# Aim of the task
Skip all pictures, then print the remaining material exactly.

Data entries:
__________________________________________________

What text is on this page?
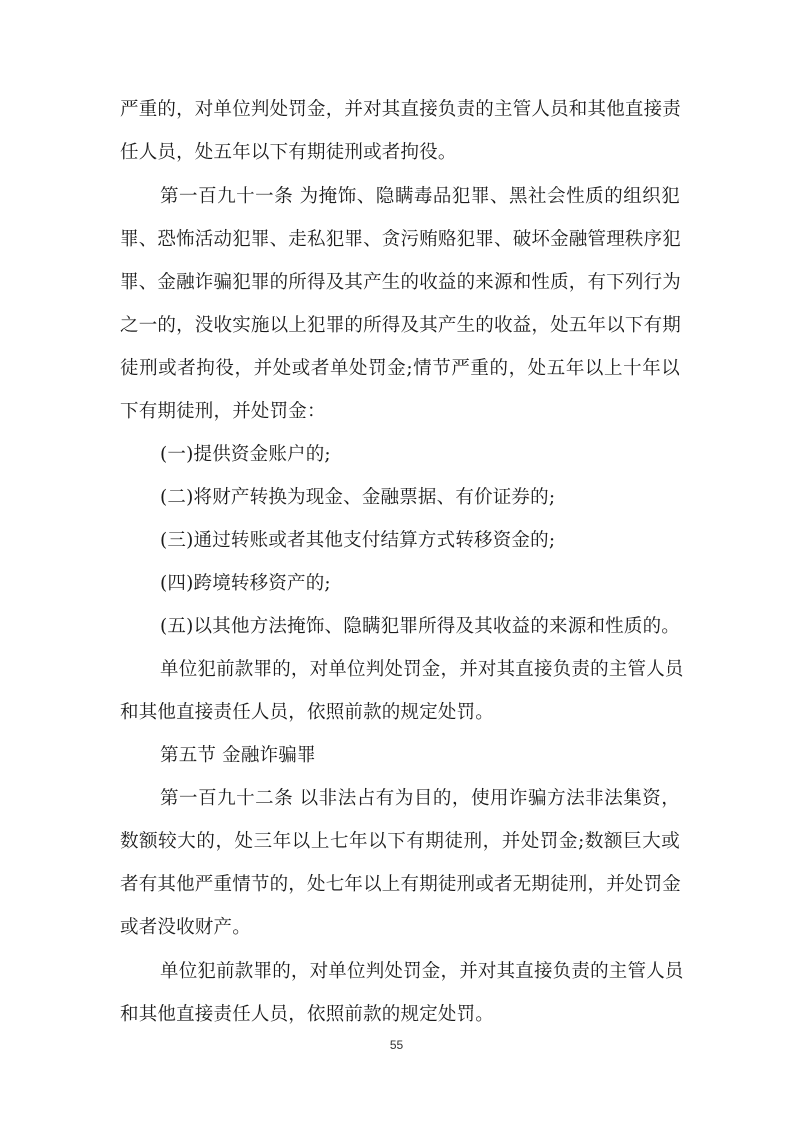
严重的，对单位判处罚金，并对其直接负责的主管人员和其他直接责
任人员，处五年以下有期徒刑或者拘役。
第一百九十一条 为掩饰、隐瞒毒品犯罪、黑社会性质的组织犯
罪、恐怖活动犯罪、走私犯罪、贪污贿赂犯罪、破坏金融管理秩序犯
罪、金融诈骗犯罪的所得及其产生的收益的来源和性质，有下列行为
之一的，没收实施以上犯罪的所得及其产生的收益，处五年以下有期
徒刑或者拘役，并处或者单处罚金;情节严重的，处五年以上十年以
下有期徒刑，并处罚金：
(一)提供资金账户的;
(二)将财产转换为现金、金融票据、有价证券的;
(三)通过转账或者其他支付结算方式转移资金的;
(四)跨境转移资产的;
(五)以其他方法掩饰、隐瞒犯罪所得及其收益的来源和性质的。
单位犯前款罪的，对单位判处罚金，并对其直接负责的主管人员
和其他直接责任人员，依照前款的规定处罚。
第五节 金融诈骗罪
第一百九十二条 以非法占有为目的，使用诈骗方法非法集资，
数额较大的，处三年以上七年以下有期徒刑，并处罚金;数额巨大或
者有其他严重情节的，处七年以上有期徒刑或者无期徒刑，并处罚金
或者没收财产。
单位犯前款罪的，对单位判处罚金，并对其直接负责的主管人员
和其他直接责任人员，依照前款的规定处罚。
55
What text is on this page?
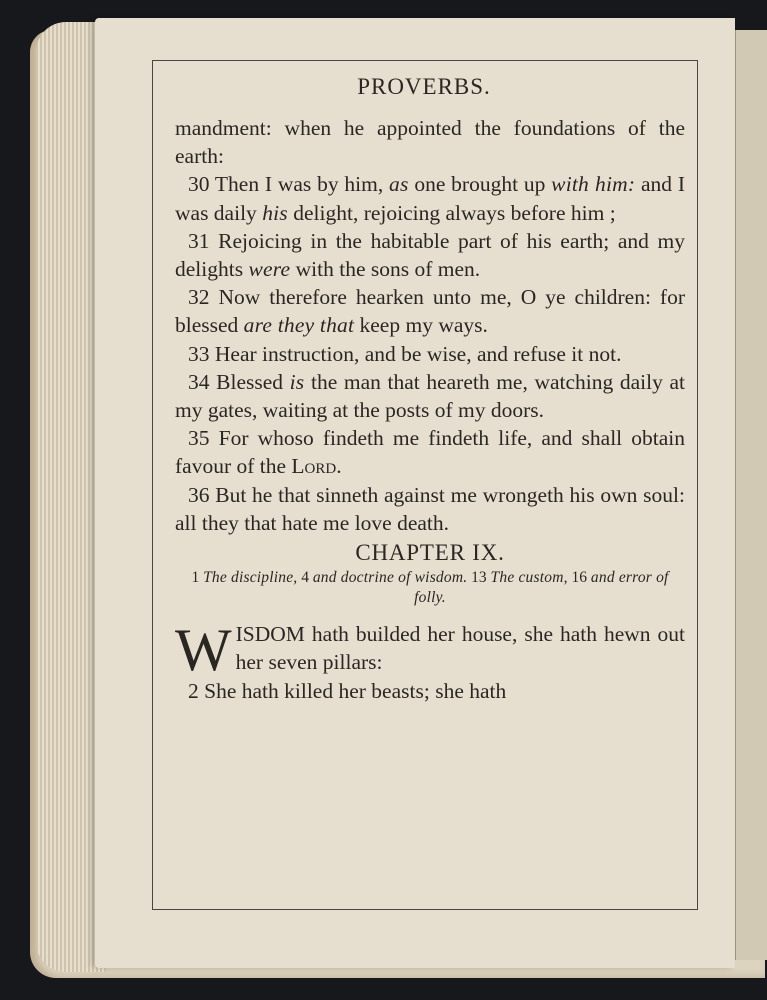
PROVERBS.

mandment: when he appointed the foundations of the earth:

30 Then I was by him, as one brought up with him: and I was daily his delight, rejoicing always before him ;

31 Rejoicing in the habitable part of his earth; and my delights were with the sons of men.

32 Now therefore hearken unto me, O ye children: for blessed are they that keep my ways.

33 Hear instruction, and be wise, and refuse it not.

34 Blessed is the man that heareth me, watching daily at my gates, waiting at the posts of my doors.

35 For whoso findeth me findeth life, and shall obtain favour of the Lord.

36 But he that sinneth against me wrongeth his own soul: all they that hate me love death.

CHAPTER IX.
1 The discipline, 4 and doctrine of wisdom. 13 The custom, 16 and error of folly.
W ISDOM hath builded her house, she hath hewn out her seven pillars:

2 She hath killed her beasts; she hath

__________________________________________________

# Complete answer
What text is on this page?
严重的，对单位判处罚金，并对其直接负责的主管人员和其他直接责
任人员，处五年以下有期徒刑或者拘役。
第一百九十一条 为掩饰、隐瞒毒品犯罪、黑社会性质的组织犯
罪、恐怖活动犯罪、走私犯罪、贪污贿赂犯罪、破坏金融管理秩序犯
罪、金融诈骗犯罪的所得及其产生的收益的来源和性质，有下列行为
之一的，没收实施以上犯罪的所得及其产生的收益，处五年以下有期
徒刑或者拘役，并处或者单处罚金;情节严重的，处五年以上十年以
下有期徒刑，并处罚金：
(一)提供资金账户的;
(二)将财产转换为现金、金融票据、有价证券的;
(三)通过转账或者其他支付结算方式转移资金的;
(四)跨境转移资产的;
(五)以其他方法掩饰、隐瞒犯罪所得及其收益的来源和性质的。
单位犯前款罪的，对单位判处罚金，并对其直接负责的主管人员
和其他直接责任人员，依照前款的规定处罚。
第五节 金融诈骗罪
第一百九十二条 以非法占有为目的，使用诈骗方法非法集资，
数额较大的，处三年以上七年以下有期徒刑，并处罚金;数额巨大或
者有其他严重情节的，处七年以上有期徒刑或者无期徒刑，并处罚金
或者没收财产。
单位犯前款罪的，对单位判处罚金，并对其直接负责的主管人员
和其他直接责任人员，依照前款的规定处罚。
55
What text is on this page?
PROVERBS.

mandment: when he appointed the foundations of the earth:

30 Then I was by him, as one brought up with him: and I was daily his delight, rejoicing always before him ;

31 Rejoicing in the habitable part of his earth; and my delights were with the sons of men.

32 Now therefore hearken unto me, O ye children: for blessed are they that keep my ways.

33 Hear instruction, and be wise, and refuse it not.

34 Blessed is the man that heareth me, watching daily at my gates, waiting at the posts of my doors.

35 For whoso findeth me findeth life, and shall obtain favour of the Lord.

36 But he that sinneth against me wrongeth his own soul: all they that hate me love death.

CHAPTER IX.
1 The discipline, 4 and doctrine of wisdom. 13 The custom, 16 and error of folly.
W ISDOM hath builded her house, she hath hewn out her seven pillars:

2 She hath killed her beasts; she hath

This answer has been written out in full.